Begin
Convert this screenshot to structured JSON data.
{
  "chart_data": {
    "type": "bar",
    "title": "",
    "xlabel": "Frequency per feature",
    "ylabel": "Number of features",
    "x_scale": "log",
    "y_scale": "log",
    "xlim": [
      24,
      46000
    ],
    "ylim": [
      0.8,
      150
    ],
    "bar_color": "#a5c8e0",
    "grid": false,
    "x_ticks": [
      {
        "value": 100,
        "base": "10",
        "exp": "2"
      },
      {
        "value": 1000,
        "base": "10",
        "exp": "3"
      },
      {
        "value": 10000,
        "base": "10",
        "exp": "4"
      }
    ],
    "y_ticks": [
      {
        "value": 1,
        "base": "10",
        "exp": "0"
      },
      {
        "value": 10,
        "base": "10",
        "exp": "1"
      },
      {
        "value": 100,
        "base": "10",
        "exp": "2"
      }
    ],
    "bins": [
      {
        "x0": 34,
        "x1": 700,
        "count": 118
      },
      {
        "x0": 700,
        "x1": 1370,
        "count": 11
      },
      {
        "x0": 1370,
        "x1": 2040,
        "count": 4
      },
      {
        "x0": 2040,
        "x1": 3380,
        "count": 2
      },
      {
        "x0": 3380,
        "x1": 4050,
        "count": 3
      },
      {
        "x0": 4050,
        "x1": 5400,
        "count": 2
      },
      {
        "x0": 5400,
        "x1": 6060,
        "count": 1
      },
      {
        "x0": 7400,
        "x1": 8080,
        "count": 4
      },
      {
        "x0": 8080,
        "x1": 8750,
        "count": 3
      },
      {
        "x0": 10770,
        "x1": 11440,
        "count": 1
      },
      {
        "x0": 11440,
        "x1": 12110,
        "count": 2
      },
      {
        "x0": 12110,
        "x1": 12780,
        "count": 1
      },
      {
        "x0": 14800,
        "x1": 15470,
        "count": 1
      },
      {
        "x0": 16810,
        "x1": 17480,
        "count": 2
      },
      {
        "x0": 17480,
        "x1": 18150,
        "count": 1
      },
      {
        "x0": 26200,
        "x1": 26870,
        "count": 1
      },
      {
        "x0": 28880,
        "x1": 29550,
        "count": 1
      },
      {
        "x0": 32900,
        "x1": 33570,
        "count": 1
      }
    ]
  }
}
End
**Aim of the task**
All of the lines above need to be given again exactly.

**Solved exercise**
Convert this screenshot to structured JSON data.
{
  "chart_data": {
    "type": "bar",
    "title": "",
    "xlabel": "Frequency per feature",
    "ylabel": "Number of features",
    "x_scale": "log",
    "y_scale": "log",
    "xlim": [
      24,
      46000
    ],
    "ylim": [
      0.8,
      150
    ],
    "bar_color": "#a5c8e0",
    "grid": false,
    "x_ticks": [
      {
        "value": 100,
        "base": "10",
        "exp": "2"
      },
      {
        "value": 1000,
        "base": "10",
        "exp": "3"
      },
      {
        "value": 10000,
        "base": "10",
        "exp": "4"
      }
    ],
    "y_ticks": [
      {
        "value": 1,
        "base": "10",
        "exp": "0"
      },
      {
        "value": 10,
        "base": "10",
        "exp": "1"
      },
      {
        "value": 100,
        "base": "10",
        "exp": "2"
      }
    ],
    "bins": [
      {
        "x0": 34,
        "x1": 700,
        "count": 118
      },
      {
        "x0": 700,
        "x1": 1370,
        "count": 11
      },
      {
        "x0": 1370,
        "x1": 2040,
        "count": 4
      },
      {
        "x0": 2040,
        "x1": 3380,
        "count": 2
      },
      {
        "x0": 3380,
        "x1": 4050,
        "count": 3
      },
      {
        "x0": 4050,
        "x1": 5400,
        "count": 2
      },
      {
        "x0": 5400,
        "x1": 6060,
        "count": 1
      },
      {
        "x0": 7400,
        "x1": 8080,
        "count": 4
      },
      {
        "x0": 8080,
        "x1": 8750,
        "count": 3
      },
      {
        "x0": 10770,
        "x1": 11440,
        "count": 1
      },
      {
        "x0": 11440,
        "x1": 12110,
        "count": 2
      },
      {
        "x0": 12110,
        "x1": 12780,
        "count": 1
      },
      {
        "x0": 14800,
        "x1": 15470,
        "count": 1
      },
      {
        "x0": 16810,
        "x1": 17480,
        "count": 2
      },
      {
        "x0": 17480,
        "x1": 18150,
        "count": 1
      },
      {
        "x0": 26200,
        "x1": 26870,
        "count": 1
      },
      {
        "x0": 28880,
        "x1": 29550,
        "count": 1
      },
      {
        "x0": 32900,
        "x1": 33570,
        "count": 1
      }
    ]
  }
}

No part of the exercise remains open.